##### Available records

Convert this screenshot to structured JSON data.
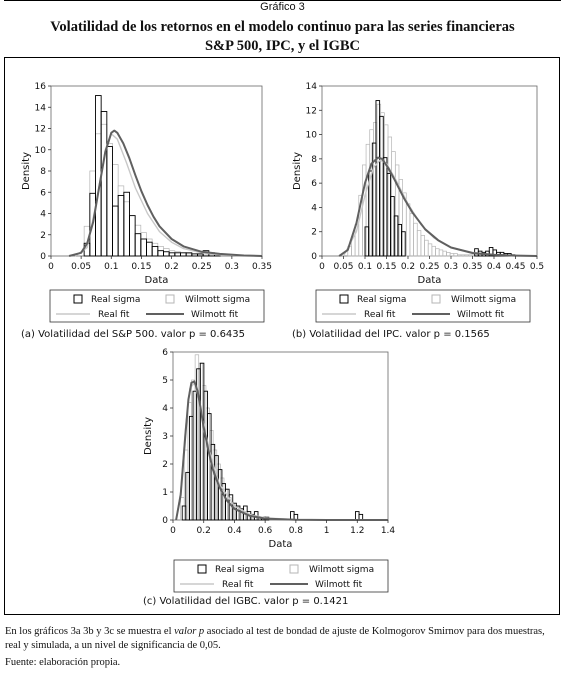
{
  "header": {
    "graphic_label": "Gráfico 3",
    "title_line1": "Volatilidad de los retornos en el modelo continuo para las series financieras",
    "title_line2": "S&P 500, IPC, y el IGBC"
  },
  "footnote": {
    "text_before": "En los gráficos 3a 3b y 3c se muestra el ",
    "italic": "valor p",
    "text_after": " asociado al test de bondad de ajuste de Kolmogorov Smirnov para dos muestras, real y simulada, a un nivel de significancia de 0,05."
  },
  "source": "Fuente: elaboración propia.",
  "colors": {
    "real": "#000000",
    "wilmott_hist": "#b5b5b5",
    "real_fit": "#c8c8c8",
    "wilmott_fit": "#606060"
  },
  "chart_data": [
    {
      "type": "histogram",
      "caption": "(a)    Volatilidad del S&P 500. valor p = 0.6435",
      "xlabel": "Data",
      "ylabel": "Density",
      "xlim": [
        0,
        0.35
      ],
      "ylim": [
        0,
        16
      ],
      "xticks": [
        "0",
        "0.05",
        "0.1",
        "0.15",
        "0.2",
        "0.25",
        "0.3",
        "0.35"
      ],
      "yticks": [
        "0",
        "2",
        "4",
        "6",
        "8",
        "10",
        "12",
        "14",
        "16"
      ],
      "legend": [
        "Real sigma",
        "Wilmott sigma",
        "Real fit",
        "Wilmott fit"
      ],
      "series": [
        {
          "name": "Real sigma",
          "bin_start": 0.055,
          "bin_width": 0.0094,
          "values": [
            1.2,
            5.9,
            15.1,
            13.6,
            10.3,
            4.7,
            5.7,
            6.0,
            3.8,
            2.1,
            1.6,
            1.3,
            0.9,
            0.5,
            0.4,
            0.3,
            0.3,
            0.3,
            0.3,
            0.2,
            0.2,
            0.5,
            0.3,
            0.2,
            0,
            0
          ]
        },
        {
          "name": "Wilmott sigma",
          "bin_start": 0.055,
          "bin_width": 0.0094,
          "values": [
            2.8,
            8.0,
            11.5,
            12.4,
            10.6,
            8.6,
            6.6,
            5.1,
            3.8,
            2.9,
            2.2,
            1.6,
            1.2,
            0.9,
            0.7,
            0.5,
            0.4,
            0.3,
            0.2,
            0.2,
            0.1,
            0.1,
            0.1,
            0.1,
            0,
            0
          ]
        },
        {
          "name": "Real fit",
          "x": [
            0.04,
            0.06,
            0.075,
            0.09,
            0.1,
            0.11,
            0.125,
            0.14,
            0.16,
            0.18,
            0.2,
            0.22,
            0.25,
            0.28,
            0.32,
            0.35
          ],
          "values": [
            0,
            0.8,
            5.0,
            10.0,
            11.5,
            11.0,
            8.8,
            6.4,
            4.0,
            2.3,
            1.3,
            0.7,
            0.3,
            0.1,
            0.05,
            0
          ]
        },
        {
          "name": "Wilmott fit",
          "x": [
            0.03,
            0.05,
            0.06,
            0.07,
            0.08,
            0.09,
            0.1,
            0.105,
            0.11,
            0.12,
            0.13,
            0.14,
            0.15,
            0.16,
            0.17,
            0.18,
            0.2,
            0.22,
            0.25,
            0.28,
            0.32,
            0.35
          ],
          "values": [
            0,
            0.3,
            1.2,
            3.2,
            6.5,
            9.8,
            11.6,
            11.8,
            11.6,
            10.6,
            9.2,
            7.6,
            6.1,
            4.8,
            3.7,
            2.8,
            1.6,
            0.9,
            0.4,
            0.2,
            0.05,
            0
          ]
        }
      ]
    },
    {
      "type": "histogram",
      "caption": "(b) Volatilidad del IPC. valor p = 0.1565",
      "xlabel": "Data",
      "ylabel": "Density",
      "xlim": [
        0,
        0.5
      ],
      "ylim": [
        0,
        14
      ],
      "xticks": [
        "0",
        "0.05",
        "0.1",
        "0.15",
        "0.2",
        "0.25",
        "0.3",
        "0.35",
        "0.4",
        "0.45",
        "0.5"
      ],
      "yticks": [
        "0",
        "2",
        "4",
        "6",
        "8",
        "10",
        "12",
        "14"
      ],
      "legend": [
        "Real sigma",
        "Wilmott sigma",
        "Real fit",
        "Wilmott fit"
      ],
      "series": [
        {
          "name": "Real sigma",
          "bin_start": 0.1,
          "bin_width": 0.0085,
          "values": [
            2.4,
            7.0,
            9.3,
            12.8,
            11.5,
            8.1,
            6.8,
            4.9,
            3.3,
            2.6,
            2.0,
            0,
            0,
            0,
            0,
            0,
            0,
            0,
            0,
            0,
            0,
            0,
            0,
            0,
            0,
            0,
            0,
            0,
            0,
            0,
            0.6,
            0.4,
            0.3,
            0.4,
            0.7,
            0.5,
            0.3,
            0.3,
            0.2,
            0.2,
            0.1
          ]
        },
        {
          "name": "Wilmott sigma",
          "bin_start": 0.06,
          "bin_width": 0.0085,
          "values": [
            0.8,
            1.6,
            2.6,
            5.0,
            7.5,
            9.2,
            10.4,
            11.0,
            12.5,
            11.8,
            10.8,
            9.8,
            8.6,
            7.5,
            6.3,
            5.2,
            4.3,
            3.5,
            2.7,
            2.1,
            1.7,
            1.3,
            1.0,
            0.8,
            0.6,
            0.5,
            0.4,
            0.3,
            0.2,
            0.2,
            0.1,
            0.1,
            0.1,
            0.1,
            0.1,
            0.1,
            0.1,
            0.1,
            0.1,
            0.1
          ]
        },
        {
          "name": "Real fit",
          "x": [
            0.05,
            0.08,
            0.1,
            0.12,
            0.135,
            0.15,
            0.17,
            0.2,
            0.23,
            0.26,
            0.3,
            0.35,
            0.4,
            0.45,
            0.5
          ],
          "values": [
            0,
            2.0,
            5.0,
            7.3,
            7.9,
            7.6,
            6.4,
            4.3,
            2.6,
            1.5,
            0.7,
            0.3,
            0.1,
            0.05,
            0
          ]
        },
        {
          "name": "Wilmott fit",
          "x": [
            0.04,
            0.06,
            0.08,
            0.1,
            0.115,
            0.13,
            0.14,
            0.155,
            0.17,
            0.19,
            0.21,
            0.24,
            0.27,
            0.3,
            0.35,
            0.4,
            0.45,
            0.5
          ],
          "values": [
            0,
            0.5,
            2.7,
            6.0,
            7.6,
            8.1,
            8.0,
            7.2,
            6.2,
            4.8,
            3.6,
            2.2,
            1.3,
            0.7,
            0.25,
            0.1,
            0.03,
            0
          ]
        }
      ]
    },
    {
      "type": "histogram",
      "caption": "(c) Volatilidad del IGBC. valor p = 0.1421",
      "xlabel": "Data",
      "ylabel": "Density",
      "xlim": [
        0,
        1.4
      ],
      "ylim": [
        0,
        6
      ],
      "xticks": [
        "0",
        "0.2",
        "0.4",
        "0.6",
        "0.8",
        "1",
        "1.2",
        "1.4"
      ],
      "yticks": [
        "0",
        "1",
        "2",
        "3",
        "4",
        "5",
        "6"
      ],
      "legend": [
        "Real sigma",
        "Wilmott sigma",
        "Real fit",
        "Wilmott fit"
      ],
      "series": [
        {
          "name": "Real sigma",
          "bin_start": 0.06,
          "bin_width": 0.0235,
          "values": [
            0.5,
            1.7,
            3.7,
            4.6,
            5.4,
            5.6,
            4.6,
            3.8,
            2.7,
            2.3,
            1.8,
            1.3,
            1.1,
            0.9,
            0.6,
            0.5,
            0.4,
            0.5,
            0.3,
            0.2,
            0.3,
            0.1,
            0.1,
            0.1,
            0,
            0,
            0,
            0,
            0,
            0,
            0.3,
            0.2,
            0,
            0,
            0,
            0,
            0,
            0,
            0,
            0,
            0,
            0,
            0,
            0,
            0,
            0,
            0,
            0,
            0.3,
            0.2
          ]
        },
        {
          "name": "Wilmott sigma",
          "bin_start": 0.05,
          "bin_width": 0.0235,
          "values": [
            0.8,
            2.5,
            4.2,
            5.0,
            5.9,
            5.6,
            4.8,
            4.0,
            3.2,
            2.5,
            2.0,
            1.5,
            1.1,
            0.8,
            0.6,
            0.5,
            0.4,
            0.3,
            0.2,
            0.2,
            0.1,
            0.1,
            0.1,
            0.1
          ]
        },
        {
          "name": "Real fit",
          "x": [
            0.02,
            0.05,
            0.08,
            0.11,
            0.14,
            0.17,
            0.2,
            0.25,
            0.3,
            0.4,
            0.5,
            0.6,
            0.8,
            1.0,
            1.4
          ],
          "values": [
            0,
            1.0,
            3.2,
            4.7,
            4.9,
            4.3,
            3.4,
            2.2,
            1.3,
            0.5,
            0.2,
            0.08,
            0.01,
            0,
            0
          ]
        },
        {
          "name": "Wilmott fit",
          "x": [
            0.02,
            0.05,
            0.08,
            0.1,
            0.12,
            0.14,
            0.16,
            0.18,
            0.2,
            0.23,
            0.26,
            0.3,
            0.35,
            0.4,
            0.5,
            0.6,
            0.8,
            1.0,
            1.4
          ],
          "values": [
            0,
            0.9,
            3.0,
            4.3,
            4.9,
            4.95,
            4.6,
            4.0,
            3.3,
            2.5,
            1.8,
            1.2,
            0.7,
            0.4,
            0.15,
            0.05,
            0.01,
            0,
            0
          ]
        }
      ]
    }
  ]
}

##########

Given instruction:
Filter the data, keeping only the lines that contain "caption".

Result of the exercise:
      "caption": "(a)    Volatilidad del S&P 500. valor p = 0.6435",
      "caption": "(b) Volatilidad del IPC. valor p = 0.1565",
      "caption": "(c) Volatilidad del IGBC. valor p = 0.1421",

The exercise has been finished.